■ DIRECTIVE
Identify the line in which "Enumerate this screenshot's" appears, then reproduce that line and all remaining lines of the records word for word.

■ SUPPLIED DATA
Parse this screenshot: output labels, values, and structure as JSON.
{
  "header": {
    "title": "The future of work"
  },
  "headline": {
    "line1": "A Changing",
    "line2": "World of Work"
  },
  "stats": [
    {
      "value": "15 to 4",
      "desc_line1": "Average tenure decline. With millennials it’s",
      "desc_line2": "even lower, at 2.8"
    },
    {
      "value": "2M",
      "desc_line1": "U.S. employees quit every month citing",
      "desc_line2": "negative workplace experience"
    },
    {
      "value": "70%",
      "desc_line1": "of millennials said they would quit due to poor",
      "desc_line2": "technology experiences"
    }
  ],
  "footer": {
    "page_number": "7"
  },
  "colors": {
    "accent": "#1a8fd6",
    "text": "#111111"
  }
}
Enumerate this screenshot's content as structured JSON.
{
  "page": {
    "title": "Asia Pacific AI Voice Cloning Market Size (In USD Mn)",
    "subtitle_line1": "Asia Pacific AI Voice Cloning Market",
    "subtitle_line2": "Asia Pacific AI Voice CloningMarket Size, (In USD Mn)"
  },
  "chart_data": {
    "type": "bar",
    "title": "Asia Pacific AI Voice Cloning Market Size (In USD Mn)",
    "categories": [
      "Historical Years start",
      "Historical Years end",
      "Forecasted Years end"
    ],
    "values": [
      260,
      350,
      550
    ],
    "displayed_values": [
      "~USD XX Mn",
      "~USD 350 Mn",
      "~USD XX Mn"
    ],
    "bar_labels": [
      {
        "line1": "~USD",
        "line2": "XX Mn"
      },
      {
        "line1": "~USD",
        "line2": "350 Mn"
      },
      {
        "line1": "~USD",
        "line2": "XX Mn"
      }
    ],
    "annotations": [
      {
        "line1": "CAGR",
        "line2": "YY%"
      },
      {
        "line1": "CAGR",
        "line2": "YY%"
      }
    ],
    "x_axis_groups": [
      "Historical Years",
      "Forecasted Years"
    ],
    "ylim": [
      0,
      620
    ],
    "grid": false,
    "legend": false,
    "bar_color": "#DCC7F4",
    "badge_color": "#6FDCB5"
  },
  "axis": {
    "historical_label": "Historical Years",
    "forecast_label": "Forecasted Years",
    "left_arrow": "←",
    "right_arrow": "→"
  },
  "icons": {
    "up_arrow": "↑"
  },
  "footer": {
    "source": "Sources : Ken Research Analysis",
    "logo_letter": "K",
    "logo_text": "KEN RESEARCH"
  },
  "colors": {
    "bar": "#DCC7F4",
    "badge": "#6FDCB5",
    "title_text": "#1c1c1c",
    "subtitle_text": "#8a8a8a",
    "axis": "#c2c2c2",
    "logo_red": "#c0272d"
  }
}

■ RESPONSE
Enumerate this screenshot's content as structured JSON.
{
  "page": {
    "title": "Asia Pacific AI Voice Cloning Market Size (In USD Mn)",
    "subtitle_line1": "Asia Pacific AI Voice Cloning Market",
    "subtitle_line2": "Asia Pacific AI Voice CloningMarket Size, (In USD Mn)"
  },
  "chart_data": {
    "type": "bar",
    "title": "Asia Pacific AI Voice Cloning Market Size (In USD Mn)",
    "categories": [
      "Historical Years start",
      "Historical Years end",
      "Forecasted Years end"
    ],
    "values": [
      260,
      350,
      550
    ],
    "displayed_values": [
      "~USD XX Mn",
      "~USD 350 Mn",
      "~USD XX Mn"
    ],
    "bar_labels": [
      {
        "line1": "~USD",
        "line2": "XX Mn"
      },
      {
        "line1": "~USD",
        "line2": "350 Mn"
      },
      {
        "line1": "~USD",
        "line2": "XX Mn"
      }
    ],
    "annotations": [
      {
        "line1": "CAGR",
        "line2": "YY%"
      },
      {
        "line1": "CAGR",
        "line2": "YY%"
      }
    ],
    "x_axis_groups": [
      "Historical Years",
      "Forecasted Years"
    ],
    "ylim": [
      0,
      620
    ],
    "grid": false,
    "legend": false,
    "bar_color": "#DCC7F4",
    "badge_color": "#6FDCB5"
  },
  "axis": {
    "historical_label": "Historical Years",
    "forecast_label": "Forecasted Years",
    "left_arrow": "←",
    "right_arrow": "→"
  },
  "icons": {
    "up_arrow": "↑"
  },
  "footer": {
    "source": "Sources : Ken Research Analysis",
    "logo_letter": "K",
    "logo_text": "KEN RESEARCH"
  },
  "colors": {
    "bar": "#DCC7F4",
    "badge": "#6FDCB5",
    "title_text": "#1c1c1c",
    "subtitle_text": "#8a8a8a",
    "axis": "#c2c2c2",
    "logo_red": "#c0272d"
  }
}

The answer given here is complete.